SET PROBLEM: Go through the entries below and collect each line with the string "contribution" in it.

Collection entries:
• • • • •

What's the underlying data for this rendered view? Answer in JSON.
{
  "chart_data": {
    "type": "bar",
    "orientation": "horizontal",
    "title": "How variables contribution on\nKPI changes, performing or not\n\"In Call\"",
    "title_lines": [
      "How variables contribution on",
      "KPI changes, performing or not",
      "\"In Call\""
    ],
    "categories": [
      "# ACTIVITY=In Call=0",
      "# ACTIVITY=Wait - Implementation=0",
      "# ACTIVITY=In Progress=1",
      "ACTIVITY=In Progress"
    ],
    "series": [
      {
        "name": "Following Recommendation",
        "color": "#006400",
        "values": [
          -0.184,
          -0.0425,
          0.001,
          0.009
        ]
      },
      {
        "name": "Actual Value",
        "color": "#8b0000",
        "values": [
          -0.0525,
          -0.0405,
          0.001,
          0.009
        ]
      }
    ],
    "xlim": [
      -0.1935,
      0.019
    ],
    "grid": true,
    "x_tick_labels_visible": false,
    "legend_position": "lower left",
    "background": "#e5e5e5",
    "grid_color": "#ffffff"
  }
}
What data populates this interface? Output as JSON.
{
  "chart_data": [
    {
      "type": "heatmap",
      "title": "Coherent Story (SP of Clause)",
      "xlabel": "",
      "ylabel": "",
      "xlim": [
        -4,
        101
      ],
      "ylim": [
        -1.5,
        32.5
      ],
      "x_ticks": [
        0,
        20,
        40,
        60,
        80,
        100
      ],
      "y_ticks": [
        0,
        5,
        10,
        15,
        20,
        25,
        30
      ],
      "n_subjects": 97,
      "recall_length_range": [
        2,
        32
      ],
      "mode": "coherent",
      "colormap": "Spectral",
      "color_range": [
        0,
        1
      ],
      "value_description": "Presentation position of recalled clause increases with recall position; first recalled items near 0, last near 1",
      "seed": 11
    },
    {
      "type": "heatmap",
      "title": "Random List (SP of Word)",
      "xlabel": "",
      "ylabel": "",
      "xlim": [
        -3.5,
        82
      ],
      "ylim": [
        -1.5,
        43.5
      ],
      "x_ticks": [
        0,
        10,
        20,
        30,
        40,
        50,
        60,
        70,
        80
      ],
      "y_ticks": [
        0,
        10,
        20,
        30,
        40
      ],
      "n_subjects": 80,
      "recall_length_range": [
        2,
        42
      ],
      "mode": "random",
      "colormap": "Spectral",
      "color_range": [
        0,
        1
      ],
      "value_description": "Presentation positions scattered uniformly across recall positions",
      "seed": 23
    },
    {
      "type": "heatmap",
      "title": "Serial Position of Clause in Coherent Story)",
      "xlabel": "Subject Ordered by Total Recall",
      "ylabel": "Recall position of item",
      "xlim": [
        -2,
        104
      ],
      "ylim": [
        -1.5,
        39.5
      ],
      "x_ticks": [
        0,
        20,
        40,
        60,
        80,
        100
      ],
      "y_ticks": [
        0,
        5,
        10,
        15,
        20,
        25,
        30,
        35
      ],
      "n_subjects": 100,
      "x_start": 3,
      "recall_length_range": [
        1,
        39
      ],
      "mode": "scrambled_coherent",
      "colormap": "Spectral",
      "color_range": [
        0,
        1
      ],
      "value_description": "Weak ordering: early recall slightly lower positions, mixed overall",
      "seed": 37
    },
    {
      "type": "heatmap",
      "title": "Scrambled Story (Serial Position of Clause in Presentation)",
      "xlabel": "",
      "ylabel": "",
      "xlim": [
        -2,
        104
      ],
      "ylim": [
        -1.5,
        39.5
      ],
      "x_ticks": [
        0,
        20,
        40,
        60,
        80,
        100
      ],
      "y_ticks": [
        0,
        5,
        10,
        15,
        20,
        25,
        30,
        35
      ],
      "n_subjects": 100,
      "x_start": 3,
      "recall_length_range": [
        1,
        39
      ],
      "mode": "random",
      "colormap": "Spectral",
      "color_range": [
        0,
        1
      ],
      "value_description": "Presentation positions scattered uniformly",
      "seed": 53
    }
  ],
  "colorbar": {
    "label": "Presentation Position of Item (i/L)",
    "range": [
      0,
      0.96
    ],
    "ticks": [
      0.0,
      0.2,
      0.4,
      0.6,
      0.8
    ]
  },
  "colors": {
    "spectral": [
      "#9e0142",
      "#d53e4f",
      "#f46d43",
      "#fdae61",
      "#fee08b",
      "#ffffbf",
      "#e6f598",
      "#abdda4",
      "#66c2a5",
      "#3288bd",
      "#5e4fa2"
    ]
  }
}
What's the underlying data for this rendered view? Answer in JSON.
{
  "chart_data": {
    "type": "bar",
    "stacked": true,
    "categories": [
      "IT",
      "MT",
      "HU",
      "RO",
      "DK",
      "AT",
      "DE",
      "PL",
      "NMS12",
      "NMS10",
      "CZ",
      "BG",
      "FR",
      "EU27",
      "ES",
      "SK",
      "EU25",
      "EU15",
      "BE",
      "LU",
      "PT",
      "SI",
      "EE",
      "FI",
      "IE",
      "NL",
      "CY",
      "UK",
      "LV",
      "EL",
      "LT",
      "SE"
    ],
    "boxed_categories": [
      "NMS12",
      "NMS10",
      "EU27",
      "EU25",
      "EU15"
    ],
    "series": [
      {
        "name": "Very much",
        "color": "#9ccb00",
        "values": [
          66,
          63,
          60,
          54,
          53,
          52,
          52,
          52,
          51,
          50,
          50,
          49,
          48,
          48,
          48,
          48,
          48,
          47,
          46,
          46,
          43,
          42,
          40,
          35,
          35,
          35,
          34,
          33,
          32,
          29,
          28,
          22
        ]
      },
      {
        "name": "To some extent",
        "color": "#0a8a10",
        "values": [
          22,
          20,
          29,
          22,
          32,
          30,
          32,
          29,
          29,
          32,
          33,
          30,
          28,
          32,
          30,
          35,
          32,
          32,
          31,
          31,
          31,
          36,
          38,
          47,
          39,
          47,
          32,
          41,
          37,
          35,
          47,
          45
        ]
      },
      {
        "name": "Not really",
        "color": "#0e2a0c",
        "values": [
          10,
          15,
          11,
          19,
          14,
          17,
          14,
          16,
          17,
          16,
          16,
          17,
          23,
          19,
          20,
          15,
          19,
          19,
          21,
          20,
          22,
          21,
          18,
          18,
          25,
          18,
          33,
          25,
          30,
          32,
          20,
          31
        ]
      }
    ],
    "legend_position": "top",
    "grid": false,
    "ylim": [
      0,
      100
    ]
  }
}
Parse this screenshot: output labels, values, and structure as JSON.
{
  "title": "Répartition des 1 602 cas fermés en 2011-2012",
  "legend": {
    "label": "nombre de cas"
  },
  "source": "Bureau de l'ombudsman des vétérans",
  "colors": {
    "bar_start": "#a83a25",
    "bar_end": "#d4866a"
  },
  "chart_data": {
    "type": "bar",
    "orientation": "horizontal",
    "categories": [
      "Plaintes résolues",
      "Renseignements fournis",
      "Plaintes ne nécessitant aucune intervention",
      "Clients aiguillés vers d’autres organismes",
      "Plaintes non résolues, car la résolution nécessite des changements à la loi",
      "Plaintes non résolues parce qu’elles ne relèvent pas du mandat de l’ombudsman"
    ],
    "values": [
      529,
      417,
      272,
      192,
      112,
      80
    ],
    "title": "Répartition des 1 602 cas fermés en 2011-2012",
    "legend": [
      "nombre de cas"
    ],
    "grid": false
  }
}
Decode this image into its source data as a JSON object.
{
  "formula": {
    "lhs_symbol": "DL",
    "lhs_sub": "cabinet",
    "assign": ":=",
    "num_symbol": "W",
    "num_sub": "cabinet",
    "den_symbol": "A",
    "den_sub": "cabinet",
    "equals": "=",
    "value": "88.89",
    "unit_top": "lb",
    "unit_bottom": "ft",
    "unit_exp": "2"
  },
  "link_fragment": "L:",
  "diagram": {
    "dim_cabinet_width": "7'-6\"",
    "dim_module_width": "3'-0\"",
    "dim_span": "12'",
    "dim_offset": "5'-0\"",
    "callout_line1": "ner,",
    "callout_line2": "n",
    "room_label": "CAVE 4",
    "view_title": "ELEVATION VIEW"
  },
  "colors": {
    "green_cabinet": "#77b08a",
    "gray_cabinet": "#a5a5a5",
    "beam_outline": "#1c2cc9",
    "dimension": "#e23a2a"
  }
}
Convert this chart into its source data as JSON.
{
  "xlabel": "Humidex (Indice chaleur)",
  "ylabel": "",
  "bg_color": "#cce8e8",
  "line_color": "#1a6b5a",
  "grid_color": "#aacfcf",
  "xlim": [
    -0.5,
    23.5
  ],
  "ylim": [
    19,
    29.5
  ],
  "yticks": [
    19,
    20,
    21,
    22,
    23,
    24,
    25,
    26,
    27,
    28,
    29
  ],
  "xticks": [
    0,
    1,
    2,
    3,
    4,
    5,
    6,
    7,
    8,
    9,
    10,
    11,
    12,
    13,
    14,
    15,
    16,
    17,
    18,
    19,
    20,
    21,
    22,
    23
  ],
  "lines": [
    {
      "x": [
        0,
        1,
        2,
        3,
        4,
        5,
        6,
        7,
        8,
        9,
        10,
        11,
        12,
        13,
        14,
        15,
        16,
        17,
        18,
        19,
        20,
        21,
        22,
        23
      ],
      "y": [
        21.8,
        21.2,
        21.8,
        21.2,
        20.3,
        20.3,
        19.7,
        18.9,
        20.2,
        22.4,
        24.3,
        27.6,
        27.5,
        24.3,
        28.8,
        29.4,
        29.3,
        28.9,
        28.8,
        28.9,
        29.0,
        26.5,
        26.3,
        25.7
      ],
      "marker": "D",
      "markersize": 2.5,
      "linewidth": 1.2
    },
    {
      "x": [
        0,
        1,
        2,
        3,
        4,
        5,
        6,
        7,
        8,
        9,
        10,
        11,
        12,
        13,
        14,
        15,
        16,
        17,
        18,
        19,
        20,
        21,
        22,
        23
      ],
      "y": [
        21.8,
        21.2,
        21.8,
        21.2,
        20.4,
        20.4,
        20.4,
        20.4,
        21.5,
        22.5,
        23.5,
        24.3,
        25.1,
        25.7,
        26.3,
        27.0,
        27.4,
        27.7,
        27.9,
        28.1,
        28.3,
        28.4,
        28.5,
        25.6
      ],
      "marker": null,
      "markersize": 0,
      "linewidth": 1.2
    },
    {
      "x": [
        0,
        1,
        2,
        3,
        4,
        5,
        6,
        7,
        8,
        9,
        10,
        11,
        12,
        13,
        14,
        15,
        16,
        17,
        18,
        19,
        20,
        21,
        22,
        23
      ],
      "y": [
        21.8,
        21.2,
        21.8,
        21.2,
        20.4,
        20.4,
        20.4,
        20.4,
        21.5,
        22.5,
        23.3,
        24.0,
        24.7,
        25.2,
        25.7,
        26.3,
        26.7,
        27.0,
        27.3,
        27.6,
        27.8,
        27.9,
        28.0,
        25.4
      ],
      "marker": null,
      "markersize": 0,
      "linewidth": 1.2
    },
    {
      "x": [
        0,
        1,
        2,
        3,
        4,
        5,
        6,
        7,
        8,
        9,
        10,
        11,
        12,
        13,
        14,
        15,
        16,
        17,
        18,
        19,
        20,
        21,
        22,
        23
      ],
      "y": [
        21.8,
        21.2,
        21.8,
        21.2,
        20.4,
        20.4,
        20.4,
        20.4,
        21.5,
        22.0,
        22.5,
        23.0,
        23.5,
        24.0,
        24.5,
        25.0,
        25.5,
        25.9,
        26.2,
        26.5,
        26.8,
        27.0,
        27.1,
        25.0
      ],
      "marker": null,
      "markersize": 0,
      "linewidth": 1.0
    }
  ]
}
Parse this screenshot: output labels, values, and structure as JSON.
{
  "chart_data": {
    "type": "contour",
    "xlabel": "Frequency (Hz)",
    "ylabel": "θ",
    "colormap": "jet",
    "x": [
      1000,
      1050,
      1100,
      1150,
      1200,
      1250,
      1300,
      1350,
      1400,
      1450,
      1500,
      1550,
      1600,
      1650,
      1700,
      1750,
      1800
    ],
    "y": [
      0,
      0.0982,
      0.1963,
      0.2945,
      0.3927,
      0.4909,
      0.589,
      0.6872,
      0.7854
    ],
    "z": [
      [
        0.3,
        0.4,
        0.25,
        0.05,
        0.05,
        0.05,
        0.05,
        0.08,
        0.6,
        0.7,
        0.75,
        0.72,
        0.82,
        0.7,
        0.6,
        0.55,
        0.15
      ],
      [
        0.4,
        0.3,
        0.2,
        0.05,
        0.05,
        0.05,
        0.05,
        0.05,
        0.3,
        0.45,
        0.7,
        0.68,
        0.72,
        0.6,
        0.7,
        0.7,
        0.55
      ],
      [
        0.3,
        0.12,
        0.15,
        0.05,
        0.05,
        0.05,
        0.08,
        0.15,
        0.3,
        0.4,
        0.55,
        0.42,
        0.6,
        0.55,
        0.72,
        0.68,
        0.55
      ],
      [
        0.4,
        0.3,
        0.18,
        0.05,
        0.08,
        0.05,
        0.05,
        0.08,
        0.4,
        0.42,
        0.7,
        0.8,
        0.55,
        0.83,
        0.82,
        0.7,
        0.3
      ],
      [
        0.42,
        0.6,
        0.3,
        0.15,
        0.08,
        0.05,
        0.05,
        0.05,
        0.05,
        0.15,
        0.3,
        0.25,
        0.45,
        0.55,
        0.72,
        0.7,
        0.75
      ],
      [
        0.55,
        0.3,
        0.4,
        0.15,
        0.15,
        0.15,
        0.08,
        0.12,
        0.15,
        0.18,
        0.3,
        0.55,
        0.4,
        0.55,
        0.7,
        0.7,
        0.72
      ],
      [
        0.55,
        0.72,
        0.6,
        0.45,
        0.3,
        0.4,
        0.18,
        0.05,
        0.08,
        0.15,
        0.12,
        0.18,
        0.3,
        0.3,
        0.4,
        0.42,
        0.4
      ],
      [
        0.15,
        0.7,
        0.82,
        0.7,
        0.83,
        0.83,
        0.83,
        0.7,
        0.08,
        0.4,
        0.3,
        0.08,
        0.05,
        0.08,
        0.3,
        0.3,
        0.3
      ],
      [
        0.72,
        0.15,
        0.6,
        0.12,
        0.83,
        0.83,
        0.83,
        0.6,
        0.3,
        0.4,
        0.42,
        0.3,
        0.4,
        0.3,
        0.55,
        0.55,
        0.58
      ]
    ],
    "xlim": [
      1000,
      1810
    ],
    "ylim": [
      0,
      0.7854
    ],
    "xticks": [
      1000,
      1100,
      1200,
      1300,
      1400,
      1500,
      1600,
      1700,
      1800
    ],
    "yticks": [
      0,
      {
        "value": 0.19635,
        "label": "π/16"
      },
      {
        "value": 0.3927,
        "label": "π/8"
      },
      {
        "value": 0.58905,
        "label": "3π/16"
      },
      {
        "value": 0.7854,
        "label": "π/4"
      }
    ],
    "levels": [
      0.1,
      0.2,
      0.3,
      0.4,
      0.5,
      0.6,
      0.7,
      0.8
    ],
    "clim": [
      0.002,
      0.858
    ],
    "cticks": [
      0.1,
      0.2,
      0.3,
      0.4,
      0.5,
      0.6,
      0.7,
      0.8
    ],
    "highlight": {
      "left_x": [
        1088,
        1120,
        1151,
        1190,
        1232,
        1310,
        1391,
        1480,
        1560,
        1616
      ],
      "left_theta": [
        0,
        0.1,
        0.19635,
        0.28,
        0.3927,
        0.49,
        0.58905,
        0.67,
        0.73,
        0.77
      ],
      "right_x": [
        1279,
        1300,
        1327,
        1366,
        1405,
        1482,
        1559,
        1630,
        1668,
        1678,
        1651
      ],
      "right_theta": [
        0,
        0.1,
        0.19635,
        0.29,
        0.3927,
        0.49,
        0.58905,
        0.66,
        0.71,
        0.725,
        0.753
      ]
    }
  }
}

• • • • •

ANSWER BELOW:
    "title": "How variables contribution on\nKPI changes, performing or not\n\"In Call\"",
      "How variables contribution on",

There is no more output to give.